RECORDS SHOWN

# # #

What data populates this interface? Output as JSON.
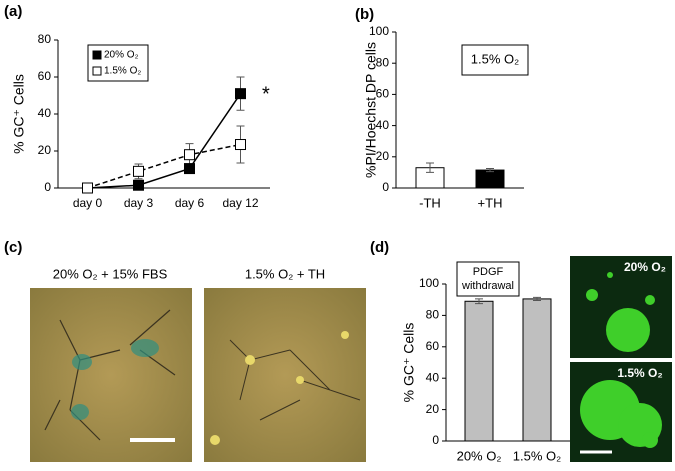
{
  "chart_data": [
    {
      "type": "line",
      "panel_label": "(a)",
      "y_label": "% GC⁺ Cells",
      "categories": [
        "day 0",
        "day 3",
        "day 6",
        "day 12"
      ],
      "series": [
        {
          "name": "20% O₂",
          "color": "#000000",
          "marker_fill": "#000000",
          "line_style": "solid",
          "values": [
            0,
            1.5,
            10.5,
            51
          ],
          "errors": [
            0,
            1,
            1,
            9
          ]
        },
        {
          "name": "1.5% O₂",
          "color": "#000000",
          "marker_fill": "#ffffff",
          "line_style": "dashed",
          "values": [
            0,
            9,
            18,
            23.5
          ],
          "errors": [
            0,
            4,
            6,
            10
          ]
        }
      ],
      "ylim": [
        0,
        80
      ],
      "yticks": [
        0,
        20,
        40,
        60,
        80
      ],
      "legend": "upper-left",
      "annotation": "*"
    },
    {
      "type": "bar",
      "panel_label": "(b)",
      "y_label": "%PI/Hoechst DP cells",
      "categories": [
        "-TH",
        "+TH"
      ],
      "values": [
        13,
        11.5
      ],
      "errors": [
        3,
        1
      ],
      "colors": [
        "#ffffff",
        "#000000"
      ],
      "ylim": [
        0,
        100
      ],
      "yticks": [
        0,
        20,
        40,
        60,
        80,
        100
      ],
      "annotation_lines": [
        "1.5% O₂"
      ]
    },
    {
      "type": "bar",
      "panel_label": "(d)",
      "y_label": "% GC⁺ Cells",
      "categories": [
        "20% O₂",
        "1.5% O₂"
      ],
      "values": [
        89,
        90.5
      ],
      "errors": [
        1.5,
        1
      ],
      "colors": [
        "#bfbfbf",
        "#bfbfbf"
      ],
      "ylim": [
        0,
        100
      ],
      "yticks": [
        0,
        20,
        40,
        60,
        80,
        100
      ],
      "annotation_lines": [
        "PDGF",
        "withdrawal"
      ]
    }
  ],
  "micrographs": {
    "panel_label": "(c)",
    "phase_captions": [
      "20% O₂ + 15% FBS",
      "1.5% O₂ + TH"
    ],
    "fluorescence_captions": [
      "20% O₂",
      "1.5% O₂"
    ]
  }
}
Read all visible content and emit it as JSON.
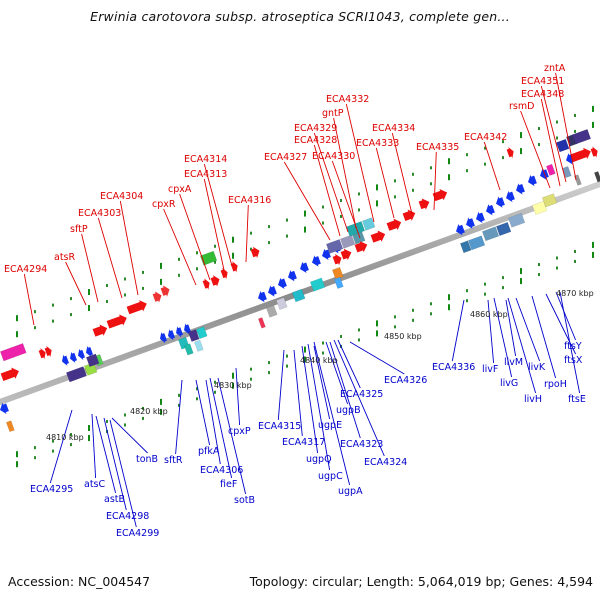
{
  "title": "Erwinia carotovora subsp. atroseptica SCRI1043, complete gen...",
  "footer": {
    "accession": "Accession: NC_004547",
    "summary": "Topology: circular; Length: 5,064,019 bp; Genes: 4,594"
  },
  "colors": {
    "forward_label": "#dd0000",
    "reverse_label": "#0000cc",
    "forward_gene": "#ee1111",
    "reverse_gene": "#1133ee",
    "tick_minor": "#118811",
    "backbone": "#999999"
  },
  "kbp_ticks": [
    "4810 kbp",
    "4820 kbp",
    "4830 kbp",
    "4840 kbp",
    "4850 kbp",
    "4860 kbp",
    "4870 kbp"
  ],
  "forward_labels": [
    "ECA4294",
    "atsR",
    "sftP",
    "ECA4303",
    "ECA4304",
    "cpxR",
    "cpxA",
    "ECA4313",
    "ECA4314",
    "ECA4316",
    "ECA4327",
    "ECA4328",
    "ECA4329",
    "gntP",
    "ECA4332",
    "ECA4330",
    "ECA4333",
    "ECA4334",
    "ECA4335",
    "ECA4342",
    "rsmD",
    "ECA4348",
    "ECA4351",
    "zntA"
  ],
  "reverse_labels": [
    "ECA4295",
    "atsC",
    "astB",
    "ECA4298",
    "ECA4299",
    "tonB",
    "sftR",
    "pfkA",
    "ECA4306",
    "fieF",
    "sotB",
    "cpxP",
    "ECA4315",
    "ECA4317",
    "ugpQ",
    "ugpC",
    "ugpA",
    "ugpE",
    "ugpB",
    "ECA4323",
    "ECA4324",
    "ECA4325",
    "ECA4326",
    "ECA4336",
    "livF",
    "livG",
    "livM",
    "livH",
    "livK",
    "rpoH",
    "ftsX",
    "ftsY",
    "ftsE"
  ]
}
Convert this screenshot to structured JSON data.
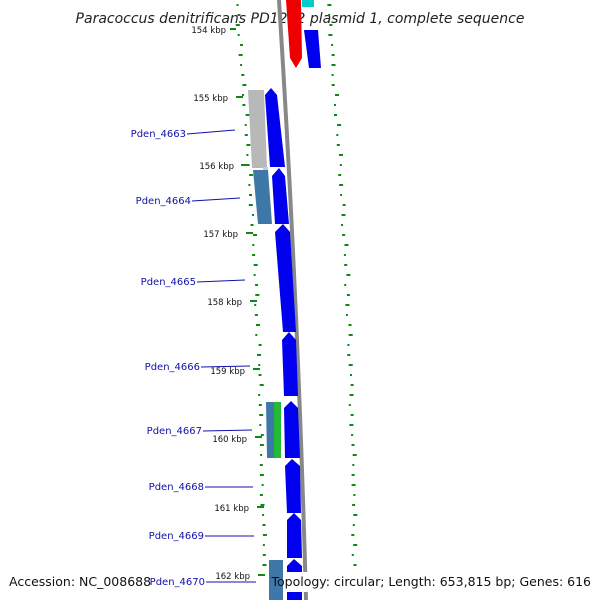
{
  "title": "Paracoccus denitrificans PD1222 plasmid 1, complete sequence",
  "footer": {
    "accession": "Accession: NC_008688",
    "topology": "Topology: circular; Length: 653,815 bp; Genes: 616"
  },
  "ticks": [
    "154 kbp",
    "155 kbp",
    "156 kbp",
    "157 kbp",
    "158 kbp",
    "159 kbp",
    "160 kbp",
    "161 kbp",
    "162 kbp"
  ],
  "genes": [
    "Pden_4663",
    "Pden_4664",
    "Pden_4665",
    "Pden_4666",
    "Pden_4667",
    "Pden_4668",
    "Pden_4669",
    "Pden_4670"
  ],
  "colors": {
    "forward_cds": "#0000ee",
    "reverse_cds": "#0000ee",
    "gray_feature": "#b8b8b8",
    "steelblue_feature": "#3e78a8",
    "green_feature": "#22bb33",
    "red_feature": "#ee0000",
    "cyan_feature": "#00cccc",
    "backbone": "#888888",
    "gc_dots": "#118811",
    "label": "#1111aa"
  }
}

# # #

ASSIGNMENT
The lines above should be transcribed exactly, with every image removed.

ANSWER TO THE EXERCISE
What data populates this interface? Output as JSON.
{
  "chart_data": [
    {
      "type": "line",
      "panel_label": "(a)",
      "y_label": "% GC⁺ Cells",
      "categories": [
        "day 0",
        "day 3",
        "day 6",
        "day 12"
      ],
      "series": [
        {
          "name": "20% O₂",
          "color": "#000000",
          "marker_fill": "#000000",
          "line_style": "solid",
          "values": [
            0,
            1.5,
            10.5,
            51
          ],
          "errors": [
            0,
            1,
            1,
            9
          ]
        },
        {
          "name": "1.5% O₂",
          "color": "#000000",
          "marker_fill": "#ffffff",
          "line_style": "dashed",
          "values": [
            0,
            9,
            18,
            23.5
          ],
          "errors": [
            0,
            4,
            6,
            10
          ]
        }
      ],
      "ylim": [
        0,
        80
      ],
      "yticks": [
        0,
        20,
        40,
        60,
        80
      ],
      "legend": "upper-left",
      "annotation": "*"
    },
    {
      "type": "bar",
      "panel_label": "(b)",
      "y_label": "%PI/Hoechst DP cells",
      "categories": [
        "-TH",
        "+TH"
      ],
      "values": [
        13,
        11.5
      ],
      "errors": [
        3,
        1
      ],
      "colors": [
        "#ffffff",
        "#000000"
      ],
      "ylim": [
        0,
        100
      ],
      "yticks": [
        0,
        20,
        40,
        60,
        80,
        100
      ],
      "annotation_lines": [
        "1.5% O₂"
      ]
    },
    {
      "type": "bar",
      "panel_label": "(d)",
      "y_label": "% GC⁺ Cells",
      "categories": [
        "20% O₂",
        "1.5% O₂"
      ],
      "values": [
        89,
        90.5
      ],
      "errors": [
        1.5,
        1
      ],
      "colors": [
        "#bfbfbf",
        "#bfbfbf"
      ],
      "ylim": [
        0,
        100
      ],
      "yticks": [
        0,
        20,
        40,
        60,
        80,
        100
      ],
      "annotation_lines": [
        "PDGF",
        "withdrawal"
      ]
    }
  ],
  "micrographs": {
    "panel_label": "(c)",
    "phase_captions": [
      "20% O₂ + 15% FBS",
      "1.5% O₂ + TH"
    ],
    "fluorescence_captions": [
      "20% O₂",
      "1.5% O₂"
    ]
  }
}
Read all visible content and emit it as JSON.
{
  "title": "Erwinia carotovora subsp. atroseptica SCRI1043, complete gen...",
  "footer": {
    "accession": "Accession: NC_004547",
    "summary": "Topology: circular; Length: 5,064,019 bp; Genes: 4,594"
  },
  "colors": {
    "forward_label": "#dd0000",
    "reverse_label": "#0000cc",
    "forward_gene": "#ee1111",
    "reverse_gene": "#1133ee",
    "tick_minor": "#118811",
    "backbone": "#999999"
  },
  "kbp_ticks": [
    "4810 kbp",
    "4820 kbp",
    "4830 kbp",
    "4840 kbp",
    "4850 kbp",
    "4860 kbp",
    "4870 kbp"
  ],
  "forward_labels": [
    "ECA4294",
    "atsR",
    "sftP",
    "ECA4303",
    "ECA4304",
    "cpxR",
    "cpxA",
    "ECA4313",
    "ECA4314",
    "ECA4316",
    "ECA4327",
    "ECA4328",
    "ECA4329",
    "gntP",
    "ECA4332",
    "ECA4330",
    "ECA4333",
    "ECA4334",
    "ECA4335",
    "ECA4342",
    "rsmD",
    "ECA4348",
    "ECA4351",
    "zntA"
  ],
  "reverse_labels": [
    "ECA4295",
    "atsC",
    "astB",
    "ECA4298",
    "ECA4299",
    "tonB",
    "sftR",
    "pfkA",
    "ECA4306",
    "fieF",
    "sotB",
    "cpxP",
    "ECA4315",
    "ECA4317",
    "ugpQ",
    "ugpC",
    "ugpA",
    "ugpE",
    "ugpB",
    "ECA4323",
    "ECA4324",
    "ECA4325",
    "ECA4326",
    "ECA4336",
    "livF",
    "livG",
    "livM",
    "livH",
    "livK",
    "rpoH",
    "ftsX",
    "ftsY",
    "ftsE"
  ]
}
Convert this screenshot to structured JSON data.
{
  "title": "Paracoccus denitrificans PD1222 plasmid 1, complete sequence",
  "footer": {
    "accession": "Accession: NC_008688",
    "topology": "Topology: circular; Length: 653,815 bp; Genes: 616"
  },
  "ticks": [
    "154 kbp",
    "155 kbp",
    "156 kbp",
    "157 kbp",
    "158 kbp",
    "159 kbp",
    "160 kbp",
    "161 kbp",
    "162 kbp"
  ],
  "genes": [
    "Pden_4663",
    "Pden_4664",
    "Pden_4665",
    "Pden_4666",
    "Pden_4667",
    "Pden_4668",
    "Pden_4669",
    "Pden_4670"
  ],
  "colors": {
    "forward_cds": "#0000ee",
    "reverse_cds": "#0000ee",
    "gray_feature": "#b8b8b8",
    "steelblue_feature": "#3e78a8",
    "green_feature": "#22bb33",
    "red_feature": "#ee0000",
    "cyan_feature": "#00cccc",
    "backbone": "#888888",
    "gc_dots": "#118811",
    "label": "#1111aa"
  }
}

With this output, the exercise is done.